> **Problem to work on**
Your task is to repeat the lines below exactly, excluding any pictures they contain.

> **Material for this exercise**
((
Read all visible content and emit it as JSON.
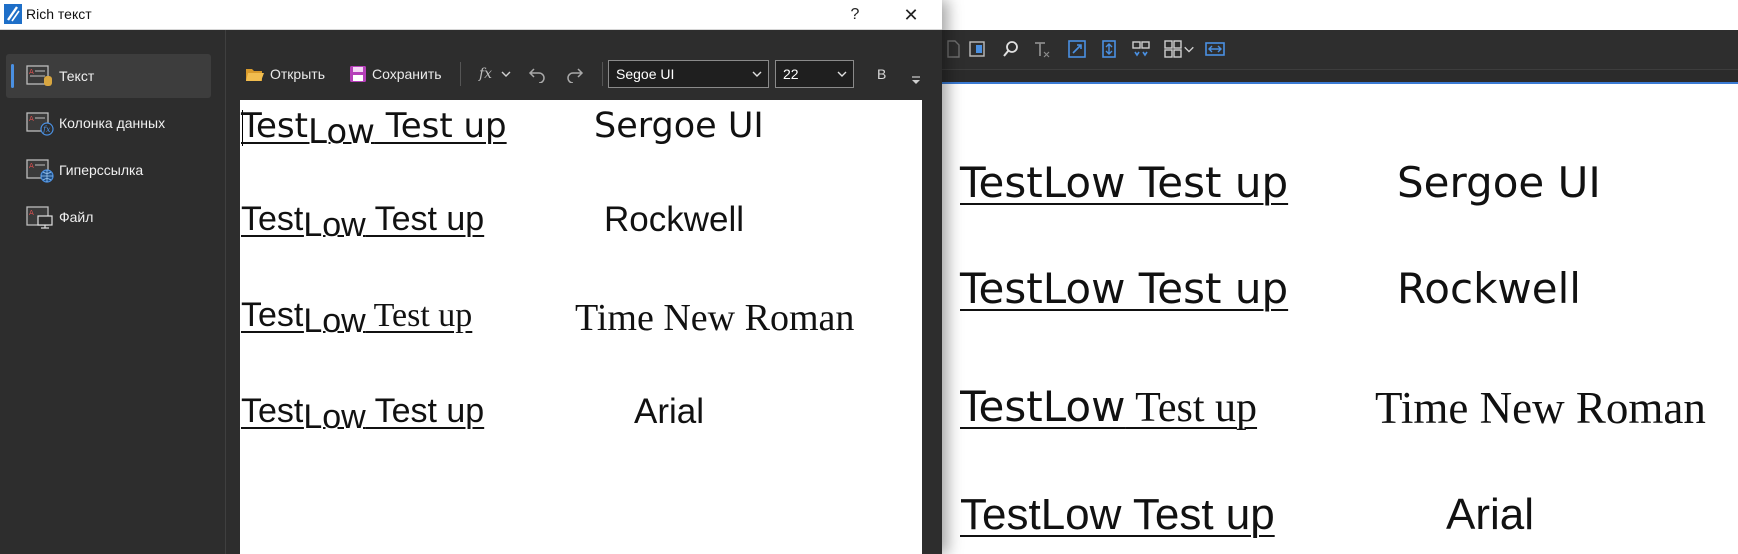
{
  "dialog": {
    "title": "Rich текст",
    "help_label": "?",
    "close_label": "✕"
  },
  "sidebar": {
    "items": [
      {
        "label": "Текст",
        "icon": "text-field-icon",
        "active": true
      },
      {
        "label": "Колонка данных",
        "icon": "data-column-fx-icon",
        "active": false
      },
      {
        "label": "Гиперссылка",
        "icon": "hyperlink-globe-icon",
        "active": false
      },
      {
        "label": "Файл",
        "icon": "file-monitor-icon",
        "active": false
      }
    ]
  },
  "toolbar": {
    "open_label": "Открыть",
    "save_label": "Сохранить",
    "fx_label": "fx",
    "font_family": "Segoe UI",
    "font_size": "22",
    "bold_label": "B"
  },
  "editor": {
    "rows": [
      {
        "part1": "Test",
        "part2": "Low",
        "part3": " Test up",
        "font_name": "Sergoe UI"
      },
      {
        "part1": "Test",
        "part2": "Low",
        "part3": " Test up",
        "font_name": "Rockwell"
      },
      {
        "part1": "Test",
        "part2": "Low",
        "part3": " Test up",
        "font_name": "Time New Roman"
      },
      {
        "part1": "Test",
        "part2": "Low",
        "part3": " Test up",
        "font_name": "Arial"
      }
    ]
  },
  "preview": {
    "rows": [
      {
        "sample": "TestLow Test up",
        "font_name": "Sergoe UI"
      },
      {
        "sample": "TestLow Test up",
        "font_name": "Rockwell"
      },
      {
        "sample": "TestLow Test up",
        "font_name": "Time New Roman"
      },
      {
        "sample": "TestLow Test up",
        "font_name": "Arial"
      }
    ]
  },
  "colors": {
    "accent": "#4a90e2",
    "dark_bg": "#2d2d2d",
    "paper": "#ffffff"
  }
}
))
> **Written solution**
Read all visible content and emit it as JSON.
{
  "dialog": {
    "title": "Rich текст",
    "help_label": "?",
    "close_label": "✕"
  },
  "sidebar": {
    "items": [
      {
        "label": "Текст",
        "icon": "text-field-icon",
        "active": true
      },
      {
        "label": "Колонка данных",
        "icon": "data-column-fx-icon",
        "active": false
      },
      {
        "label": "Гиперссылка",
        "icon": "hyperlink-globe-icon",
        "active": false
      },
      {
        "label": "Файл",
        "icon": "file-monitor-icon",
        "active": false
      }
    ]
  },
  "toolbar": {
    "open_label": "Открыть",
    "save_label": "Сохранить",
    "fx_label": "fx",
    "font_family": "Segoe UI",
    "font_size": "22",
    "bold_label": "B"
  },
  "editor": {
    "rows": [
      {
        "part1": "Test",
        "part2": "Low",
        "part3": " Test up",
        "font_name": "Sergoe UI"
      },
      {
        "part1": "Test",
        "part2": "Low",
        "part3": " Test up",
        "font_name": "Rockwell"
      },
      {
        "part1": "Test",
        "part2": "Low",
        "part3": " Test up",
        "font_name": "Time New Roman"
      },
      {
        "part1": "Test",
        "part2": "Low",
        "part3": " Test up",
        "font_name": "Arial"
      }
    ]
  },
  "preview": {
    "rows": [
      {
        "sample": "TestLow Test up",
        "font_name": "Sergoe UI"
      },
      {
        "sample": "TestLow Test up",
        "font_name": "Rockwell"
      },
      {
        "sample": "TestLow Test up",
        "font_name": "Time New Roman"
      },
      {
        "sample": "TestLow Test up",
        "font_name": "Arial"
      }
    ]
  },
  "colors": {
    "accent": "#4a90e2",
    "dark_bg": "#2d2d2d",
    "paper": "#ffffff"
  }
}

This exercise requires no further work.